**EXCERPTED RECORDS**

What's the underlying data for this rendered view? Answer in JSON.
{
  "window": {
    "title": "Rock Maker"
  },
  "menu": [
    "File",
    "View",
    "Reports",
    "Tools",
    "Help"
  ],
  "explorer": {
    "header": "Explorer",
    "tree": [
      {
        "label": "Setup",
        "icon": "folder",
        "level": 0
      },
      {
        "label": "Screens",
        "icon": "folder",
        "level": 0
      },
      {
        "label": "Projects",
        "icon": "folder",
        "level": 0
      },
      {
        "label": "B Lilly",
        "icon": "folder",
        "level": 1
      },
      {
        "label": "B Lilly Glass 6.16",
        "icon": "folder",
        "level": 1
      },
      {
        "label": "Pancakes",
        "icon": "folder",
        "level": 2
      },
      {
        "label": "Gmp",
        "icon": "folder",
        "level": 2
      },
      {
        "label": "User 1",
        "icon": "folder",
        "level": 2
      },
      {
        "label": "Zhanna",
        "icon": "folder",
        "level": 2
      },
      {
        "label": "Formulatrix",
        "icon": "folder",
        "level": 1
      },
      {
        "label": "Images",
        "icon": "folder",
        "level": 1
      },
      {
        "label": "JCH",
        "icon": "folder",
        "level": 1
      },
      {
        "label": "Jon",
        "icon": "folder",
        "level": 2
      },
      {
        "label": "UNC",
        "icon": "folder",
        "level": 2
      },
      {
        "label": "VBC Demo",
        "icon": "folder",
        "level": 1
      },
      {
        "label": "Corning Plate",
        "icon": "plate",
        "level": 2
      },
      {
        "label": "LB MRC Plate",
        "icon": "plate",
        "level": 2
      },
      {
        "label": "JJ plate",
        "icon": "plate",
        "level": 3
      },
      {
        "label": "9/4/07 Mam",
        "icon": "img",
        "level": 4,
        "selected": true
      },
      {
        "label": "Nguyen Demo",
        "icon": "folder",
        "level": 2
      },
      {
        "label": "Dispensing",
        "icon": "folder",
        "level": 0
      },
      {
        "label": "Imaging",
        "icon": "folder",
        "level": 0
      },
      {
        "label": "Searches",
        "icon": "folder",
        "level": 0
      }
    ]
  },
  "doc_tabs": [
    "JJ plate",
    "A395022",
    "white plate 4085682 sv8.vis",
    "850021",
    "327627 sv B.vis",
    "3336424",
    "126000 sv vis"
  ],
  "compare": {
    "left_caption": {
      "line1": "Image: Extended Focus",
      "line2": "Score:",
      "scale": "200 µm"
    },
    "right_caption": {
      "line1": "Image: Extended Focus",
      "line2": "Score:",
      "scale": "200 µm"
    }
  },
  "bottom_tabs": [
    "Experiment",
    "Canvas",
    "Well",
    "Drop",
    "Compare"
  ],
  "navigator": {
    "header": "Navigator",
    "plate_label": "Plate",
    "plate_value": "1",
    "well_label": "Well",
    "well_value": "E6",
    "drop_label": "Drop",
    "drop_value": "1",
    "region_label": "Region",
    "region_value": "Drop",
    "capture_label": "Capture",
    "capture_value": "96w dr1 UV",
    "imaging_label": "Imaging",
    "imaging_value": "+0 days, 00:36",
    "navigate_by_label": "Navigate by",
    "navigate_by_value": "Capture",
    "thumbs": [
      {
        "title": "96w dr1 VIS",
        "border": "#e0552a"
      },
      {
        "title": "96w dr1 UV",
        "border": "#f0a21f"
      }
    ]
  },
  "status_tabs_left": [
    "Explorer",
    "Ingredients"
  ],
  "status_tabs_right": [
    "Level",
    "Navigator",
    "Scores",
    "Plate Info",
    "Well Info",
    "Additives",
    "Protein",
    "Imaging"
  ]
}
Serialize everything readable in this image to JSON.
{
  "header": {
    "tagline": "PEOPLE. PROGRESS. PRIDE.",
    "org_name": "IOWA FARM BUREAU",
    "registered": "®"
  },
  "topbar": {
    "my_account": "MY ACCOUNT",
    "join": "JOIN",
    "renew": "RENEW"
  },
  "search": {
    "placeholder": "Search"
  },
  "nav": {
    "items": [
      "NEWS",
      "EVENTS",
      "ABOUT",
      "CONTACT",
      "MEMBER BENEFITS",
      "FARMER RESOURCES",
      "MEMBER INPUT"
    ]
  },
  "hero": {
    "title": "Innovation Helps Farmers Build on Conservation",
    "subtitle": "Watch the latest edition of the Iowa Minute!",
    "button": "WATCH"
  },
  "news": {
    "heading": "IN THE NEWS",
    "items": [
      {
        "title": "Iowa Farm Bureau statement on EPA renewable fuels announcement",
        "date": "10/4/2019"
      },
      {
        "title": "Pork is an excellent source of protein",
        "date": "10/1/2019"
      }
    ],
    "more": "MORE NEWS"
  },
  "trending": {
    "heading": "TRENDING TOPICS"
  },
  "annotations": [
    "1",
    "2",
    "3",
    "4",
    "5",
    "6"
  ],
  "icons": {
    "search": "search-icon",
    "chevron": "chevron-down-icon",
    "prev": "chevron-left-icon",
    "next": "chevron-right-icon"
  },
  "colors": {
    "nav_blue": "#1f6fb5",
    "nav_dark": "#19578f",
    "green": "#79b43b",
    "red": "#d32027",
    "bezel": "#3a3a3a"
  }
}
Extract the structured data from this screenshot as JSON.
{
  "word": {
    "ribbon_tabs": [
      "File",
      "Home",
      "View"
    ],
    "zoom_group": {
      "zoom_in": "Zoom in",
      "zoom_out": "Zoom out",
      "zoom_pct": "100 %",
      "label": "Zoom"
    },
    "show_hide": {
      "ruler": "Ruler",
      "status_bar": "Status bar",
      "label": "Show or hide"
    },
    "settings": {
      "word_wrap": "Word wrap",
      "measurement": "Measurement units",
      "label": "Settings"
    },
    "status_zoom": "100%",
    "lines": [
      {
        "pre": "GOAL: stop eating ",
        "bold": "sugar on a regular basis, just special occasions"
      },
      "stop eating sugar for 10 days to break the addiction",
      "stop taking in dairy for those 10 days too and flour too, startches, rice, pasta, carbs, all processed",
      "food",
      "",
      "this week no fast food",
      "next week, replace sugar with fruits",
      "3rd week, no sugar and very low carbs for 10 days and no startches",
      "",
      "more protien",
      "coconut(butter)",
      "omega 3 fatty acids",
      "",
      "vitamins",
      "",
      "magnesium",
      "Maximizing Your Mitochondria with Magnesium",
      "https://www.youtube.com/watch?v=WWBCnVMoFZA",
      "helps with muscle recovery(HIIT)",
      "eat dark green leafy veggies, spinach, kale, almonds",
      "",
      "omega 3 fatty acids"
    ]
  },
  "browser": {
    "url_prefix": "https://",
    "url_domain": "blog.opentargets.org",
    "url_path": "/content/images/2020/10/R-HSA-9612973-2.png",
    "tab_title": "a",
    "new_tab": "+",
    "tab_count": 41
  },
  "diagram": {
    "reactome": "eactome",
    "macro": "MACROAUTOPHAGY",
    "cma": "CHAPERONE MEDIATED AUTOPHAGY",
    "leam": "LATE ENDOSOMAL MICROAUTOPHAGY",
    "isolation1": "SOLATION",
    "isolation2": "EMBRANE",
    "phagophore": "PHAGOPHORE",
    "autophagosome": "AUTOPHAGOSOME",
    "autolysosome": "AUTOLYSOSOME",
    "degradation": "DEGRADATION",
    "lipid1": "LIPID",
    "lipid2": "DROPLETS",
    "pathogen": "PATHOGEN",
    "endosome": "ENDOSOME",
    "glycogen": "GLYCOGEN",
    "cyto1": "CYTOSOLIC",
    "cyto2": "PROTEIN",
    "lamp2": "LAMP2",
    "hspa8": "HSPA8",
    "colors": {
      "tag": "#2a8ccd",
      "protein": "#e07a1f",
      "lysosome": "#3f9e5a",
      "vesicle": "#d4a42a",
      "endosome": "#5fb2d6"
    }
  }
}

**WHAT TO WORK ON**
An exact repeat of the whole listing above is needed; write it out now.

**SOLUTION FOR THIS TASK**
What's the underlying data for this rendered view? Answer in JSON.
{
  "window": {
    "title": "Rock Maker"
  },
  "menu": [
    "File",
    "View",
    "Reports",
    "Tools",
    "Help"
  ],
  "explorer": {
    "header": "Explorer",
    "tree": [
      {
        "label": "Setup",
        "icon": "folder",
        "level": 0
      },
      {
        "label": "Screens",
        "icon": "folder",
        "level": 0
      },
      {
        "label": "Projects",
        "icon": "folder",
        "level": 0
      },
      {
        "label": "B Lilly",
        "icon": "folder",
        "level": 1
      },
      {
        "label": "B Lilly Glass 6.16",
        "icon": "folder",
        "level": 1
      },
      {
        "label": "Pancakes",
        "icon": "folder",
        "level": 2
      },
      {
        "label": "Gmp",
        "icon": "folder",
        "level": 2
      },
      {
        "label": "User 1",
        "icon": "folder",
        "level": 2
      },
      {
        "label": "Zhanna",
        "icon": "folder",
        "level": 2
      },
      {
        "label": "Formulatrix",
        "icon": "folder",
        "level": 1
      },
      {
        "label": "Images",
        "icon": "folder",
        "level": 1
      },
      {
        "label": "JCH",
        "icon": "folder",
        "level": 1
      },
      {
        "label": "Jon",
        "icon": "folder",
        "level": 2
      },
      {
        "label": "UNC",
        "icon": "folder",
        "level": 2
      },
      {
        "label": "VBC Demo",
        "icon": "folder",
        "level": 1
      },
      {
        "label": "Corning Plate",
        "icon": "plate",
        "level": 2
      },
      {
        "label": "LB MRC Plate",
        "icon": "plate",
        "level": 2
      },
      {
        "label": "JJ plate",
        "icon": "plate",
        "level": 3
      },
      {
        "label": "9/4/07 Mam",
        "icon": "img",
        "level": 4,
        "selected": true
      },
      {
        "label": "Nguyen Demo",
        "icon": "folder",
        "level": 2
      },
      {
        "label": "Dispensing",
        "icon": "folder",
        "level": 0
      },
      {
        "label": "Imaging",
        "icon": "folder",
        "level": 0
      },
      {
        "label": "Searches",
        "icon": "folder",
        "level": 0
      }
    ]
  },
  "doc_tabs": [
    "JJ plate",
    "A395022",
    "white plate 4085682 sv8.vis",
    "850021",
    "327627 sv B.vis",
    "3336424",
    "126000 sv vis"
  ],
  "compare": {
    "left_caption": {
      "line1": "Image: Extended Focus",
      "line2": "Score:",
      "scale": "200 µm"
    },
    "right_caption": {
      "line1": "Image: Extended Focus",
      "line2": "Score:",
      "scale": "200 µm"
    }
  },
  "bottom_tabs": [
    "Experiment",
    "Canvas",
    "Well",
    "Drop",
    "Compare"
  ],
  "navigator": {
    "header": "Navigator",
    "plate_label": "Plate",
    "plate_value": "1",
    "well_label": "Well",
    "well_value": "E6",
    "drop_label": "Drop",
    "drop_value": "1",
    "region_label": "Region",
    "region_value": "Drop",
    "capture_label": "Capture",
    "capture_value": "96w dr1 UV",
    "imaging_label": "Imaging",
    "imaging_value": "+0 days, 00:36",
    "navigate_by_label": "Navigate by",
    "navigate_by_value": "Capture",
    "thumbs": [
      {
        "title": "96w dr1 VIS",
        "border": "#e0552a"
      },
      {
        "title": "96w dr1 UV",
        "border": "#f0a21f"
      }
    ]
  },
  "status_tabs_left": [
    "Explorer",
    "Ingredients"
  ],
  "status_tabs_right": [
    "Level",
    "Navigator",
    "Scores",
    "Plate Info",
    "Well Info",
    "Additives",
    "Protein",
    "Imaging"
  ]
}
Serialize everything readable in this image to JSON.
{
  "header": {
    "tagline": "PEOPLE. PROGRESS. PRIDE.",
    "org_name": "IOWA FARM BUREAU",
    "registered": "®"
  },
  "topbar": {
    "my_account": "MY ACCOUNT",
    "join": "JOIN",
    "renew": "RENEW"
  },
  "search": {
    "placeholder": "Search"
  },
  "nav": {
    "items": [
      "NEWS",
      "EVENTS",
      "ABOUT",
      "CONTACT",
      "MEMBER BENEFITS",
      "FARMER RESOURCES",
      "MEMBER INPUT"
    ]
  },
  "hero": {
    "title": "Innovation Helps Farmers Build on Conservation",
    "subtitle": "Watch the latest edition of the Iowa Minute!",
    "button": "WATCH"
  },
  "news": {
    "heading": "IN THE NEWS",
    "items": [
      {
        "title": "Iowa Farm Bureau statement on EPA renewable fuels announcement",
        "date": "10/4/2019"
      },
      {
        "title": "Pork is an excellent source of protein",
        "date": "10/1/2019"
      }
    ],
    "more": "MORE NEWS"
  },
  "trending": {
    "heading": "TRENDING TOPICS"
  },
  "annotations": [
    "1",
    "2",
    "3",
    "4",
    "5",
    "6"
  ],
  "icons": {
    "search": "search-icon",
    "chevron": "chevron-down-icon",
    "prev": "chevron-left-icon",
    "next": "chevron-right-icon"
  },
  "colors": {
    "nav_blue": "#1f6fb5",
    "nav_dark": "#19578f",
    "green": "#79b43b",
    "red": "#d32027",
    "bezel": "#3a3a3a"
  }
}
Extract the structured data from this screenshot as JSON.
{
  "word": {
    "ribbon_tabs": [
      "File",
      "Home",
      "View"
    ],
    "zoom_group": {
      "zoom_in": "Zoom in",
      "zoom_out": "Zoom out",
      "zoom_pct": "100 %",
      "label": "Zoom"
    },
    "show_hide": {
      "ruler": "Ruler",
      "status_bar": "Status bar",
      "label": "Show or hide"
    },
    "settings": {
      "word_wrap": "Word wrap",
      "measurement": "Measurement units",
      "label": "Settings"
    },
    "status_zoom": "100%",
    "lines": [
      {
        "pre": "GOAL: stop eating ",
        "bold": "sugar on a regular basis, just special occasions"
      },
      "stop eating sugar for 10 days to break the addiction",
      "stop taking in dairy for those 10 days too and flour too, startches, rice, pasta, carbs, all processed",
      "food",
      "",
      "this week no fast food",
      "next week, replace sugar with fruits",
      "3rd week, no sugar and very low carbs for 10 days and no startches",
      "",
      "more protien",
      "coconut(butter)",
      "omega 3 fatty acids",
      "",
      "vitamins",
      "",
      "magnesium",
      "Maximizing Your Mitochondria with Magnesium",
      "https://www.youtube.com/watch?v=WWBCnVMoFZA",
      "helps with muscle recovery(HIIT)",
      "eat dark green leafy veggies, spinach, kale, almonds",
      "",
      "omega 3 fatty acids"
    ]
  },
  "browser": {
    "url_prefix": "https://",
    "url_domain": "blog.opentargets.org",
    "url_path": "/content/images/2020/10/R-HSA-9612973-2.png",
    "tab_title": "a",
    "new_tab": "+",
    "tab_count": 41
  },
  "diagram": {
    "reactome": "eactome",
    "macro": "MACROAUTOPHAGY",
    "cma": "CHAPERONE MEDIATED AUTOPHAGY",
    "leam": "LATE ENDOSOMAL MICROAUTOPHAGY",
    "isolation1": "SOLATION",
    "isolation2": "EMBRANE",
    "phagophore": "PHAGOPHORE",
    "autophagosome": "AUTOPHAGOSOME",
    "autolysosome": "AUTOLYSOSOME",
    "degradation": "DEGRADATION",
    "lipid1": "LIPID",
    "lipid2": "DROPLETS",
    "pathogen": "PATHOGEN",
    "endosome": "ENDOSOME",
    "glycogen": "GLYCOGEN",
    "cyto1": "CYTOSOLIC",
    "cyto2": "PROTEIN",
    "lamp2": "LAMP2",
    "hspa8": "HSPA8",
    "colors": {
      "tag": "#2a8ccd",
      "protein": "#e07a1f",
      "lysosome": "#3f9e5a",
      "vesicle": "#d4a42a",
      "endosome": "#5fb2d6"
    }
  }
}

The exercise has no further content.